**Direction:**
Go through the data below. List every line that holds the word "none".

**Record excerpts:**
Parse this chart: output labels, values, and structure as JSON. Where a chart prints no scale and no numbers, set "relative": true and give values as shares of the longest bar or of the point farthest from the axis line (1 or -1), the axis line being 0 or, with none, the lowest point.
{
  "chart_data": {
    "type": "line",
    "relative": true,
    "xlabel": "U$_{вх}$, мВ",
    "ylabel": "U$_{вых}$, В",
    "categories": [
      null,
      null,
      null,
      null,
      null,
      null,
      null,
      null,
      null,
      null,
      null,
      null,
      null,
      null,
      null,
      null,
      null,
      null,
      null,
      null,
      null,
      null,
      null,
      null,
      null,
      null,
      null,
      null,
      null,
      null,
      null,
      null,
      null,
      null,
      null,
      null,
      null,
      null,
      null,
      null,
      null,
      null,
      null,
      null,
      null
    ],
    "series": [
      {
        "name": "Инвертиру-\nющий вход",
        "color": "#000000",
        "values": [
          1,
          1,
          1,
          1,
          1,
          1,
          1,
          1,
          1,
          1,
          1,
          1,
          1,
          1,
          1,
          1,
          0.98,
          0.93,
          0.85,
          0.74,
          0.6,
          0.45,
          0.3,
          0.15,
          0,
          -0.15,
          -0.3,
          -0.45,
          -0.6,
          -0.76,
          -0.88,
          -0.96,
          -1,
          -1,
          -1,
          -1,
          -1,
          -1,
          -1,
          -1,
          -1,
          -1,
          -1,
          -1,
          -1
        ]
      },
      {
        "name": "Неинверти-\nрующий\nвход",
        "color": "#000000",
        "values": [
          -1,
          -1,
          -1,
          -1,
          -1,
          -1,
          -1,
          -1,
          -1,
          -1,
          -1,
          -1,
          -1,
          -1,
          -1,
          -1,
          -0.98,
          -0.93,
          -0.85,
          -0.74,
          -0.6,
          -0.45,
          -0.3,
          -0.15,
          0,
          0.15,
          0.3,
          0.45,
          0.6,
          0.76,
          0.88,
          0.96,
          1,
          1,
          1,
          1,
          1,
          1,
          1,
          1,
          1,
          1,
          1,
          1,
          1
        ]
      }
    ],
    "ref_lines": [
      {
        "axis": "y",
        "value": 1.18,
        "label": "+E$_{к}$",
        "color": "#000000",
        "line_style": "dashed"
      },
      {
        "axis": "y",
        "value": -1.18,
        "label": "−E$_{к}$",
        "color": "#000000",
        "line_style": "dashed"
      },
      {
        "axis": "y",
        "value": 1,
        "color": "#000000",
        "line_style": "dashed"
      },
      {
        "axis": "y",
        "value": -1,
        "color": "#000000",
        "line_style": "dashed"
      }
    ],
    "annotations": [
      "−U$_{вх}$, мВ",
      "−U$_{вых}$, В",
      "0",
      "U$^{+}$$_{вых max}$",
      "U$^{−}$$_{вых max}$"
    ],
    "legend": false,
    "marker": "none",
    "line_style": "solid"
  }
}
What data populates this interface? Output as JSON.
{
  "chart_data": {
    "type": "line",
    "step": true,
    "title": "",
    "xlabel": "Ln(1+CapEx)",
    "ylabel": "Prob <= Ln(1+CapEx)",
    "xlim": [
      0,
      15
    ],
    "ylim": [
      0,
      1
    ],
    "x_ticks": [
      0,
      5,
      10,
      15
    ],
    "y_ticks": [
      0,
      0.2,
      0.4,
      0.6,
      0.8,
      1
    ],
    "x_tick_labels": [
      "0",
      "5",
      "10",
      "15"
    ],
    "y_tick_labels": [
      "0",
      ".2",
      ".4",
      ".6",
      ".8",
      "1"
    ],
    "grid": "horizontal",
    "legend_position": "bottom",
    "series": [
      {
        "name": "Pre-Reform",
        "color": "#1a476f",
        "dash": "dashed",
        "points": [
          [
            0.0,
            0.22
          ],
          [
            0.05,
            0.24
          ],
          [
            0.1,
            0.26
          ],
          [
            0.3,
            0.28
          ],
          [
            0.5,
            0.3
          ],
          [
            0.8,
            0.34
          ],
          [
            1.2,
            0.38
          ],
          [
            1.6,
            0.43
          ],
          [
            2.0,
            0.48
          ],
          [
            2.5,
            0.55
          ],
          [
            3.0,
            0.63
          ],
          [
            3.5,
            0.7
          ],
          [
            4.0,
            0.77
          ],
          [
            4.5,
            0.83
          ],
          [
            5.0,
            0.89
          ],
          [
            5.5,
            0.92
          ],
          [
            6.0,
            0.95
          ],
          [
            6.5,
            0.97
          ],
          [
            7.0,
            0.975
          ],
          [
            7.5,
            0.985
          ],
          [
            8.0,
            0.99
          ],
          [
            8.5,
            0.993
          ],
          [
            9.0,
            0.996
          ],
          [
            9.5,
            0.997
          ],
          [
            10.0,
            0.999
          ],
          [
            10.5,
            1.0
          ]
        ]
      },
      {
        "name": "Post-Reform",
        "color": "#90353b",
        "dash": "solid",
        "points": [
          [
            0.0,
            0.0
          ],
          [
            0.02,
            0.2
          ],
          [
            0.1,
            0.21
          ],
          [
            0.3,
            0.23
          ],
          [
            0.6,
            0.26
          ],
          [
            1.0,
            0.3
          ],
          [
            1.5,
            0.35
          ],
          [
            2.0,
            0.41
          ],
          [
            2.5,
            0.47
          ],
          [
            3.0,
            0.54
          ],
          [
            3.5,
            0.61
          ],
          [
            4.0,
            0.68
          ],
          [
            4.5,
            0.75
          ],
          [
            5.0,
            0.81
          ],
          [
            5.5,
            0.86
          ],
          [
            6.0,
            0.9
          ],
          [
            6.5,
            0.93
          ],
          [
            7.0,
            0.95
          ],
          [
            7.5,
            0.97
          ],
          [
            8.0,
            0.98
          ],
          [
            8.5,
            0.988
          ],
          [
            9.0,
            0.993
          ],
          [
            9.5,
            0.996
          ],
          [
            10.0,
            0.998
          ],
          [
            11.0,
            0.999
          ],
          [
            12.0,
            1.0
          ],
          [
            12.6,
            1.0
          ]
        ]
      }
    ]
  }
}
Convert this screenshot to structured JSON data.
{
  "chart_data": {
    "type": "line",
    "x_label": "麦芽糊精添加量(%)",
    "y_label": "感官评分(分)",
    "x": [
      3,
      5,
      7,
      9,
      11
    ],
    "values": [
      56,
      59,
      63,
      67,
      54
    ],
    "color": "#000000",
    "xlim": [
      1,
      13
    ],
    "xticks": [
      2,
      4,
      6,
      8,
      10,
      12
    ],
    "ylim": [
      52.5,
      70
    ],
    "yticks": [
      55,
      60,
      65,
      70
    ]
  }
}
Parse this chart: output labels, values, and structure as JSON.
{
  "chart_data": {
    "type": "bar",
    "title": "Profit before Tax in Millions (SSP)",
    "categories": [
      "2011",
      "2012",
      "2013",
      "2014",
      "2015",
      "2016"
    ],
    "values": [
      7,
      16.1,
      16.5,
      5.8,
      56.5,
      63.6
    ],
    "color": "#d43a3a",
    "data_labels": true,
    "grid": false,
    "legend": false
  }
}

**Exercise output:**
Parse this chart: output labels, values, and structure as JSON. Where a chart prints no scale and no numbers, set "relative": true and give values as shares of the longest bar or of the point farthest from the axis line (1 or -1), the axis line being 0 or, with none, the lowest point.
    "marker": "none",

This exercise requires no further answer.